• Problem description:
Look through the data below and report how many lines include "this". Only the number should be given.

Recorded data:
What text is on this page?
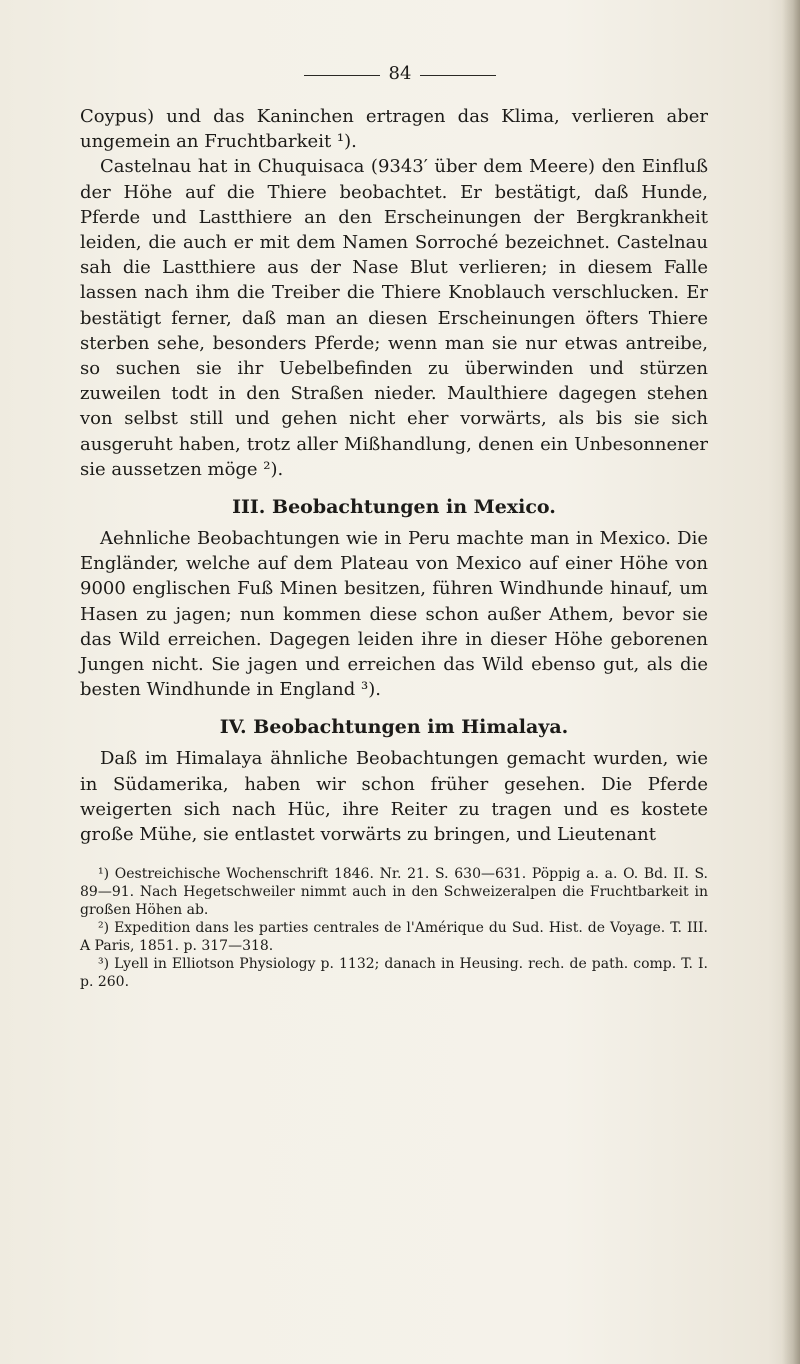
84

Coypus) und das Kaninchen ertragen das Klima, verlieren aber ungemein an Fruchtbarkeit ¹).

Castelnau hat in Chuquisaca (9343′ über dem Meere) den Einfluß der Höhe auf die Thiere beobachtet. Er bestätigt, daß Hunde, Pferde und Lastthiere an den Erscheinungen der Bergkrankheit leiden, die auch er mit dem Namen Sorroché bezeichnet. Castelnau sah die Lastthiere aus der Nase Blut verlieren; in diesem Falle lassen nach ihm die Treiber die Thiere Knoblauch verschlucken. Er bestätigt ferner, daß man an diesen Erscheinungen öfters Thiere sterben sehe, besonders Pferde; wenn man sie nur etwas antreibe, so suchen sie ihr Uebelbefinden zu überwinden und stürzen zuweilen todt in den Straßen nieder. Maulthiere dagegen stehen von selbst still und gehen nicht eher vorwärts, als bis sie sich ausgeruht haben, trotz aller Mißhandlung, denen ein Unbesonnener sie aussetzen möge ²).

III. Beobachtungen in Mexico.

Aehnliche Beobachtungen wie in Peru machte man in Mexico. Die Engländer, welche auf dem Plateau von Mexico auf einer Höhe von 9000 englischen Fuß Minen besitzen, führen Windhunde hinauf, um Hasen zu jagen; nun kommen diese schon außer Athem, bevor sie das Wild erreichen. Dagegen leiden ihre in dieser Höhe geborenen Jungen nicht. Sie jagen und erreichen das Wild ebenso gut, als die besten Windhunde in England ³).

IV. Beobachtungen im Himalaya.

Daß im Himalaya ähnliche Beobachtungen gemacht wurden, wie in Südamerika, haben wir schon früher gesehen. Die Pferde weigerten sich nach Hüc, ihre Reiter zu tragen und es kostete große Mühe, sie entlastet vorwärts zu bringen, und Lieutenant

¹) Oestreichische Wochenschrift 1846. Nr. 21. S. 630—631. Pöppig a. a. O. Bd. II. S. 89—91. Nach Hegetschweiler nimmt auch in den Schweizeralpen die Fruchtbarkeit in großen Höhen ab.

²) Expedition dans les parties centrales de l'Amérique du Sud. Hist. de Voyage. T. III. A Paris, 1851. p. 317—318.

³) Lyell in Elliotson Physiology p. 1132; danach in Heusing. rech. de path. comp. T. I. p. 260.
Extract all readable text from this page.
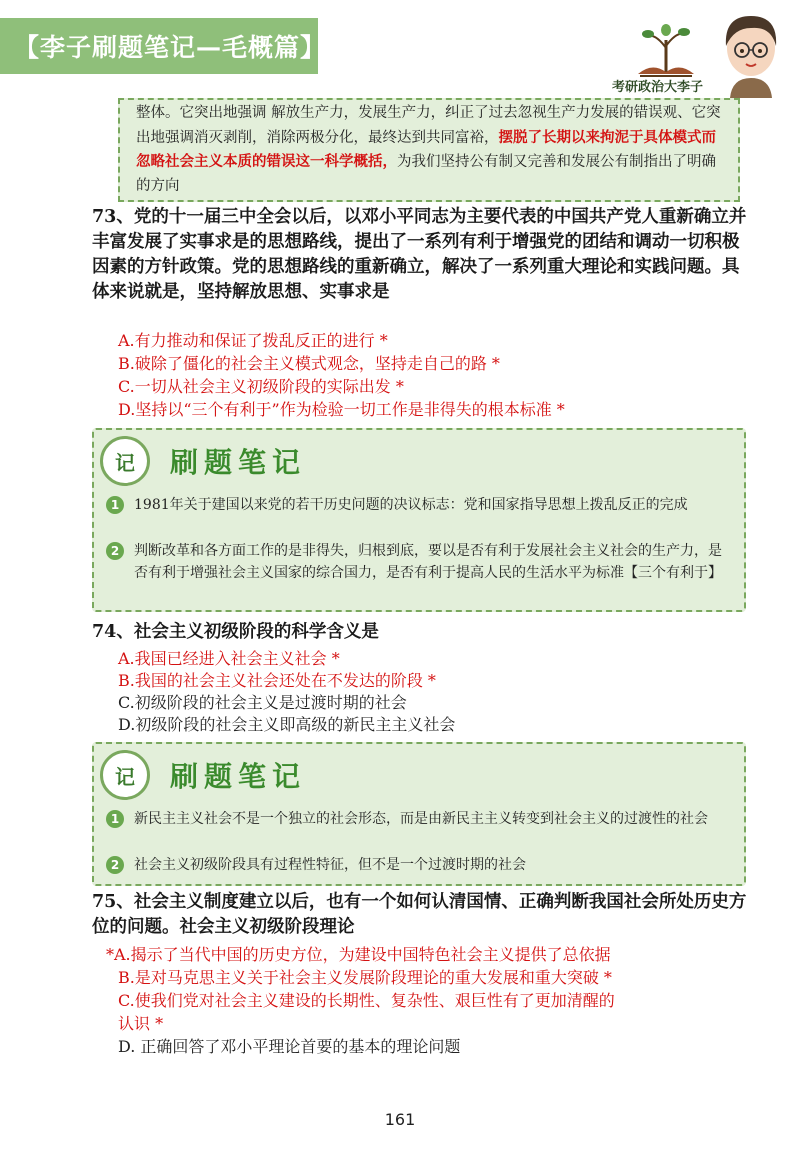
【李子刷题笔记—毛概篇】
考研政治大李子
整体。它突出地强调 解放生产力，发展生产力，纠正了过去忽视生产力发展的错误观、它突出地强调消灭剥削，消除两极分化，最终达到共同富裕，摆脱了长期以来拘泥于具体模式而忽略社会主义本质的错误这一科学概括，为我们坚持公有制又完善和发展公有制指出了明确的方向
73、党的十一届三中全会以后，以邓小平同志为主要代表的中国共产党人重新确立并丰富发展了实事求是的思想路线，提出了一系列有利于增强党的团结和调动一切积极因素的方针政策。党的思想路线的重新确立，解决了一系列重大理论和实践问题。具体来说就是，坚持解放思想、实事求是
A.有力推动和保证了拨乱反正的进行 *
B.破除了僵化的社会主义模式观念，坚持走自己的路 *
C.一切从社会主义初级阶段的实际出发 *
D.坚持以“三个有利于”作为检验一切工作是非得失的根本标准 *
记	刷题笔记
1	1981年关于建国以来党的若干历史问题的决议标志：党和国家指导思想上拨乱反正的完成
2	判断改革和各方面工作的是非得失，归根到底，要以是否有利于发展社会主义社会的生产力，是否有利于增强社会主义国家的综合国力，是否有利于提高人民的生活水平为标准【三个有利于】
74、社会主义初级阶段的科学含义是
A.我国已经进入社会主义社会 *
B.我国的社会主义社会还处在不发达的阶段 *
C.初级阶段的社会主义是过渡时期的社会
D.初级阶段的社会主义即高级的新民主主义社会
记	刷题笔记
1	新民主主义社会不是一个独立的社会形态，而是由新民主主义转变到社会主义的过渡性的社会
2	社会主义初级阶段具有过程性特征，但不是一个过渡时期的社会
75、社会主义制度建立以后，也有一个如何认清国情、正确判断我国社会所处历史方位的问题。社会主义初级阶段理论
*A.揭示了当代中国的历史方位，为建设中国特色社会主义提供了总依据
B.是对马克思主义关于社会主义发展阶段理论的重大发展和重大突破 *
C.使我们党对社会主义建设的长期性、复杂性、艰巨性有了更加清醒的
认识 *
D. 正确回答了邓小平理论首要的基本的理论问题
161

• Task result:
2